# STATED PROBLEM:
Return the number of lines in which the word "this" appears; add nothing else.

# STORED RECORDS:

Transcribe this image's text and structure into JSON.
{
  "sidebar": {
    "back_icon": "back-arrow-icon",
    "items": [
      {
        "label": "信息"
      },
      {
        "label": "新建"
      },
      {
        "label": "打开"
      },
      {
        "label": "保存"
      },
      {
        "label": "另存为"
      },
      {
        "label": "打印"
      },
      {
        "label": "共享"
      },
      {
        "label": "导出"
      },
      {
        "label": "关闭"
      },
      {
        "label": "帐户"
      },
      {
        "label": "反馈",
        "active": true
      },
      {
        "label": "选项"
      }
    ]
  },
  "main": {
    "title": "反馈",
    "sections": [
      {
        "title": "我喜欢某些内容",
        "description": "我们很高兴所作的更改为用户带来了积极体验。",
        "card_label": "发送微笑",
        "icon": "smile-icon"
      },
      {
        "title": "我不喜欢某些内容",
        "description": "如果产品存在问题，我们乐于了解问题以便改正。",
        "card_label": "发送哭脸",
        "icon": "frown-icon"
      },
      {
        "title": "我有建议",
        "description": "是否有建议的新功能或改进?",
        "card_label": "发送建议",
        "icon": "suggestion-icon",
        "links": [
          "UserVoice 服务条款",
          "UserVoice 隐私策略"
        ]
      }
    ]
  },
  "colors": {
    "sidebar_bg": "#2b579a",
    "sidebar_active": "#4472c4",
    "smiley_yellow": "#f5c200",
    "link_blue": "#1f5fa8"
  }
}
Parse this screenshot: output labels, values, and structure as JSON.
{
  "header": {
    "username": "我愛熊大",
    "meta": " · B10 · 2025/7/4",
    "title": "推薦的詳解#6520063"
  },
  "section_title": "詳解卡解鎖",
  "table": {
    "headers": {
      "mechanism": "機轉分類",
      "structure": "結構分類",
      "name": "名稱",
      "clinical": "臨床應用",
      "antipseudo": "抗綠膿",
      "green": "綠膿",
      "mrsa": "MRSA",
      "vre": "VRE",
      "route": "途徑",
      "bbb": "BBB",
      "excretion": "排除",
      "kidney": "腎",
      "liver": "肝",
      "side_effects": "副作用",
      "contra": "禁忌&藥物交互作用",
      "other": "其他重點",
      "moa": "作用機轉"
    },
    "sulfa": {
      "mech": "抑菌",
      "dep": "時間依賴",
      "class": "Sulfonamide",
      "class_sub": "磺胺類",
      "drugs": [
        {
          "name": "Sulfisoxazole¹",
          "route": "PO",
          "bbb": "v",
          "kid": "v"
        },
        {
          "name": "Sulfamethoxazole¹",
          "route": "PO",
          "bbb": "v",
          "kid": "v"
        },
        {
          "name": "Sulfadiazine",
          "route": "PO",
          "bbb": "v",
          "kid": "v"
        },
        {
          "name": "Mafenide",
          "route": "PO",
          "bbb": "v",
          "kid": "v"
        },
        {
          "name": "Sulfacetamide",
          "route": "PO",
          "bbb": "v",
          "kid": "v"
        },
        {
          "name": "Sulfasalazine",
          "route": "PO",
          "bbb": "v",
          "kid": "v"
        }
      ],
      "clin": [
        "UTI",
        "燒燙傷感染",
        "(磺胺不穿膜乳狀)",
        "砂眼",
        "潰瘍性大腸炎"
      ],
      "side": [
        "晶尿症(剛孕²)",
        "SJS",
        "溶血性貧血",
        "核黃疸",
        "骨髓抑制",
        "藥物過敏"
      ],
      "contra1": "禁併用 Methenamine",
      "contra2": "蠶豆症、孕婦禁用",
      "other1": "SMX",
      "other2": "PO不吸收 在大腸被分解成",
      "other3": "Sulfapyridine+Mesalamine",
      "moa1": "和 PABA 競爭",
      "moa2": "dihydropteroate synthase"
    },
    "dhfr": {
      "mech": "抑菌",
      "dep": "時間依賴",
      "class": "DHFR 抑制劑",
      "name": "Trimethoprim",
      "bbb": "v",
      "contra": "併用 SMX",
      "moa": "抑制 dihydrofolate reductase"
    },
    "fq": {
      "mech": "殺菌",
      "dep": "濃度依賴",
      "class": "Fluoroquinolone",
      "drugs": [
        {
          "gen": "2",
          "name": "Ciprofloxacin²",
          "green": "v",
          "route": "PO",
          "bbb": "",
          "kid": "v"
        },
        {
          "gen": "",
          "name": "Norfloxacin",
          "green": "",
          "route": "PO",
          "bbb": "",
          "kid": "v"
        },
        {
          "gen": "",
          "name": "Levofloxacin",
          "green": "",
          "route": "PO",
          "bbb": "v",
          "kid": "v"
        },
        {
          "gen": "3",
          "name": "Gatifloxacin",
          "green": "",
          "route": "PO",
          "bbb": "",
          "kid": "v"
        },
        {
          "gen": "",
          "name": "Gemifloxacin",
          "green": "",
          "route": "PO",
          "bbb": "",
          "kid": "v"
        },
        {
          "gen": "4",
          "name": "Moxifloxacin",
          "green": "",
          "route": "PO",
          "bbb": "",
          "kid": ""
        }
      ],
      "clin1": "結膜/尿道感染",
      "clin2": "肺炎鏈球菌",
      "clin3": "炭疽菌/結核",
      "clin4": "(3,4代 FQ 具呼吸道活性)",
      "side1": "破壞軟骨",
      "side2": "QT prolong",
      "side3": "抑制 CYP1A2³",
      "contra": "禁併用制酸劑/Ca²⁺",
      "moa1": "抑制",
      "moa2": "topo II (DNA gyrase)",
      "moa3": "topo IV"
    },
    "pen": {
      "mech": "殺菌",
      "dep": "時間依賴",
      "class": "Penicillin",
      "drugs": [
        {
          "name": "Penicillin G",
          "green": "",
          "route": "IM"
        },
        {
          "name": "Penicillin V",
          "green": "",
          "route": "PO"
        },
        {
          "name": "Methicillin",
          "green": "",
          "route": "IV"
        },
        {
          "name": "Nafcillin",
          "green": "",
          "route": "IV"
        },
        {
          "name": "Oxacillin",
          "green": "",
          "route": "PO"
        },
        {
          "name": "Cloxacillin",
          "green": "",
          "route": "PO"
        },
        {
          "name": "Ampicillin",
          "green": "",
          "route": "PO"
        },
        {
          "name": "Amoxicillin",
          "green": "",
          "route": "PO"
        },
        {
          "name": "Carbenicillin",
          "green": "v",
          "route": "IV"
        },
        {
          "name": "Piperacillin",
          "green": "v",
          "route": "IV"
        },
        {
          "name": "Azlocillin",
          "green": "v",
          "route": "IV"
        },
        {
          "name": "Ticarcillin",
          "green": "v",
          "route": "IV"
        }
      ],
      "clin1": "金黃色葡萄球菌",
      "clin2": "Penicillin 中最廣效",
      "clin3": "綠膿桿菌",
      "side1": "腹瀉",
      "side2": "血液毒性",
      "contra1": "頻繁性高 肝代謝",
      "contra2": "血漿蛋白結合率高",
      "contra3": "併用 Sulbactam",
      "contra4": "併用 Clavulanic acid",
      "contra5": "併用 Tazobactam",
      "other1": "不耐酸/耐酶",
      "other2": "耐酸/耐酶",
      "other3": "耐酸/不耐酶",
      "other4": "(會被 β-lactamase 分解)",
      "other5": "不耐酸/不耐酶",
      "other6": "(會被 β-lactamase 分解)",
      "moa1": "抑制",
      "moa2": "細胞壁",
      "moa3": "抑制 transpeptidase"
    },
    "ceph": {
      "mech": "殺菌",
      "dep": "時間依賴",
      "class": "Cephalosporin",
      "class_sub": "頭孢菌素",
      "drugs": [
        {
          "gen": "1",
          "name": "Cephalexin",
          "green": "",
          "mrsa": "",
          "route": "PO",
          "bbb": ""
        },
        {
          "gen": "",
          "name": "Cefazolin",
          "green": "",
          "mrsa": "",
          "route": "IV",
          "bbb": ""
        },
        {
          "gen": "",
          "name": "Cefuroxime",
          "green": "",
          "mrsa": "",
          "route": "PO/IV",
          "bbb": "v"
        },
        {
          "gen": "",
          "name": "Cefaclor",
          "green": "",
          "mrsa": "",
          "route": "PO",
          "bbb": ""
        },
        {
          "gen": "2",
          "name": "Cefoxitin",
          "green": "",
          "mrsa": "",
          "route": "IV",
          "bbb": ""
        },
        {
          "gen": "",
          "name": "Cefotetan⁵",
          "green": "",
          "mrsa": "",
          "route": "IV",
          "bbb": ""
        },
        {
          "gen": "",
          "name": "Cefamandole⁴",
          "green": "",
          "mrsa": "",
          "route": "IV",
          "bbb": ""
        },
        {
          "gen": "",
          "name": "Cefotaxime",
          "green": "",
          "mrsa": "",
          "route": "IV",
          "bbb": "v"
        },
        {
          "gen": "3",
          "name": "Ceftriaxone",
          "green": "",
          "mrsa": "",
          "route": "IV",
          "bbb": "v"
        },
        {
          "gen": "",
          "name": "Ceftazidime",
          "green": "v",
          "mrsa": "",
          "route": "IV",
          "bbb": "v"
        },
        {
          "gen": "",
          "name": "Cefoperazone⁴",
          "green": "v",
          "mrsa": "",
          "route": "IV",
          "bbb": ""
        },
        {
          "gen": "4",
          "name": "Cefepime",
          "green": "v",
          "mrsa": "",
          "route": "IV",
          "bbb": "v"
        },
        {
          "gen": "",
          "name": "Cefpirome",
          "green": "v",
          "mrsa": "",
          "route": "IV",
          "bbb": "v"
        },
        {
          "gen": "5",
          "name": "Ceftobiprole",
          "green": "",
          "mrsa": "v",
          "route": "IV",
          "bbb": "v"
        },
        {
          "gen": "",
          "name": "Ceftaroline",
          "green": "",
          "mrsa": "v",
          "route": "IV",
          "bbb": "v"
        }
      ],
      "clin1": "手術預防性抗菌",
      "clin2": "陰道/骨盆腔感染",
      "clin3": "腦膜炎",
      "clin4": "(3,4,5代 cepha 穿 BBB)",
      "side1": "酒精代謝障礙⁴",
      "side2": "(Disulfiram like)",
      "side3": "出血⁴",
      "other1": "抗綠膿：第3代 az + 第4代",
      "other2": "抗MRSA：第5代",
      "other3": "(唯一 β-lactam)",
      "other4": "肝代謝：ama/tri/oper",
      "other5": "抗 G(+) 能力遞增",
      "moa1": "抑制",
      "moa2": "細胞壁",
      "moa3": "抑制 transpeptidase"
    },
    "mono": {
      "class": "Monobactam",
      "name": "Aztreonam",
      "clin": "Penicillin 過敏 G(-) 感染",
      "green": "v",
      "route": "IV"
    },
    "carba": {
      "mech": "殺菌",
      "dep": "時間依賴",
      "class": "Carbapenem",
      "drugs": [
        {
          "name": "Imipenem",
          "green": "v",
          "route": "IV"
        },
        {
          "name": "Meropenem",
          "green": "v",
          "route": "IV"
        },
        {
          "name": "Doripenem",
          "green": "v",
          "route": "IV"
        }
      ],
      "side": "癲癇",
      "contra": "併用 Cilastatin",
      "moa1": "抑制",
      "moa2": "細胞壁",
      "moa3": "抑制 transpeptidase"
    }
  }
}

# TASK OUTPUT:
2